# RECORDS TO USE:
BEGIN

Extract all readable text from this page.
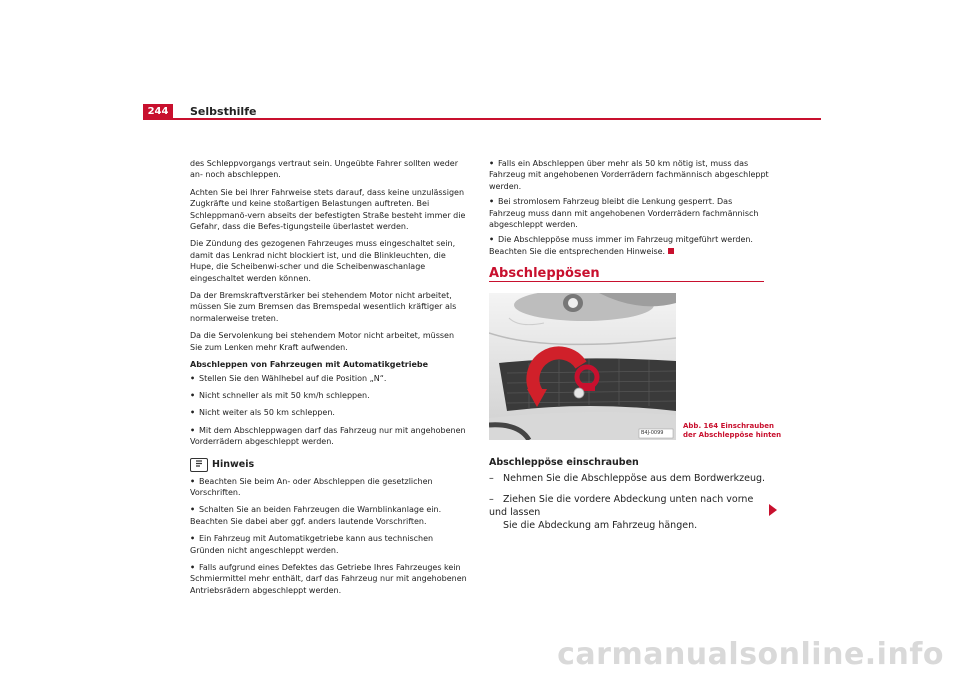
244	Selbsthilfe

des Schleppvorgangs vertraut sein. Ungeübte Fahrer sollten weder an- noch abschleppen.

Achten Sie bei Ihrer Fahrweise stets darauf, dass keine unzulässigen Zugkräfte und keine stoßartigen Belastungen auftreten. Bei Schleppmanö-vern abseits der befestigten Straße besteht immer die Gefahr, dass die Befes-tigungsteile überlastet werden.

Die Zündung des gezogenen Fahrzeuges muss eingeschaltet sein, damit das Lenkrad nicht blockiert ist, und die Blinkleuchten, die Hupe, die Scheibenwi-scher und die Scheibenwaschanlage eingeschaltet werden können.

Da der Bremskraftverstärker bei stehendem Motor nicht arbeitet, müssen Sie zum Bremsen das Bremspedal wesentlich kräftiger als normalerweise treten.

Da die Servolenkung bei stehendem Motor nicht arbeitet, müssen Sie zum Lenken mehr Kraft aufwenden.

Abschleppen von Fahrzeugen mit Automatikgetriebe

• Stellen Sie den Wählhebel auf die Position „N“.

• Nicht schneller als mit 50 km/h schleppen.

• Nicht weiter als 50 km schleppen.

• Mit dem Abschleppwagen darf das Fahrzeug nur mit angehobenen Vorderrädern abgeschleppt werden.

Hinweis

• Beachten Sie beim An- oder Abschleppen die gesetzlichen Vorschriften.

• Schalten Sie an beiden Fahrzeugen die Warnblinkanlage ein. Beachten Sie dabei aber ggf. anders lautende Vorschriften.

• Ein Fahrzeug mit Automatikgetriebe kann aus technischen Gründen nicht angeschleppt werden.

• Falls aufgrund eines Defektes das Getriebe Ihres Fahrzeuges kein Schmiermittel mehr enthält, darf das Fahrzeug nur mit angehobenen Antriebsrädern abgeschleppt werden.

• Falls ein Abschleppen über mehr als 50 km nötig ist, muss das Fahrzeug mit angehobenen Vorderrädern fachmännisch abgeschleppt werden.

• Bei stromlosem Fahrzeug bleibt die Lenkung gesperrt. Das Fahrzeug muss dann mit angehobenen Vorderrädern fachmännisch abgeschleppt werden.

• Die Abschleppöse muss immer im Fahrzeug mitgeführt werden. Beachten Sie die entsprechenden Hinweise.

Abschleppösen
B4J-0099
Abb. 164 Einschrauben
der Abschleppöse hinten
Abschleppöse einschrauben
– Nehmen Sie die Abschleppöse aus dem Bordwerkzeug.
– Ziehen Sie die vordere Abdeckung unten nach vorne und lassen
Sie die Abdeckung am Fahrzeug hängen.
carmanualsonline.info
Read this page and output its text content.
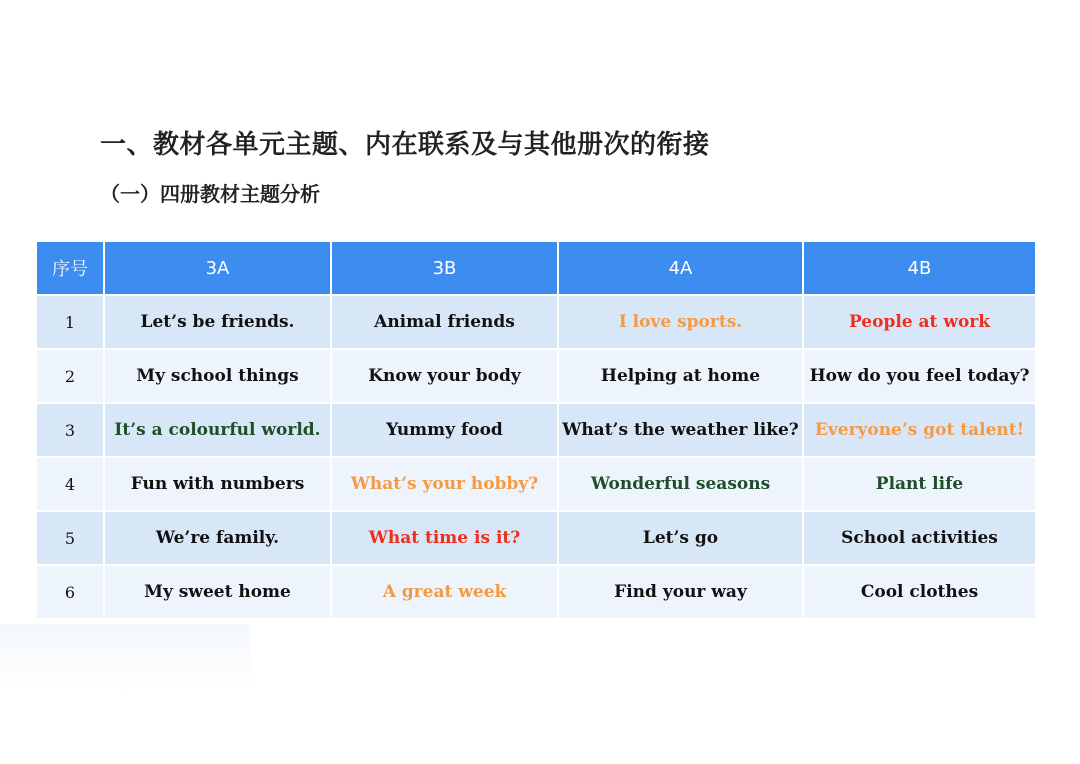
一、教材各单元主题、内在联系及与其他册次的衔接
（一）四册教材主题分析
序号	3A	3B	4A	4B
1	Let’s be friends.	Animal friends	I love sports.	People at work
2	My school things	Know your body	Helping at home	How do you feel today?
3	It’s a colourful world.	Yummy food	What’s the weather like?	Everyone’s got talent!
4	Fun with numbers	What’s your hobby?	Wonderful seasons	Plant life
5	We’re family.	What time is it?	Let’s go	School activities
6	My sweet home	A great week	Find your way	Cool clothes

END

# WHAT YOU ARE ASKED TO DO:
Review the preceding data and report every line that includes the string "Motor".

# RESULT OF THE EXERCISE:
Da der Bremskraftverstärker bei stehendem Motor nicht arbeitet, müssen Sie zum Bremsen das Bremspedal wesentlich kräftiger als normalerweise treten.
Da die Servolenkung bei stehendem Motor nicht arbeitet, müssen Sie zum Lenken mehr Kraft aufwenden.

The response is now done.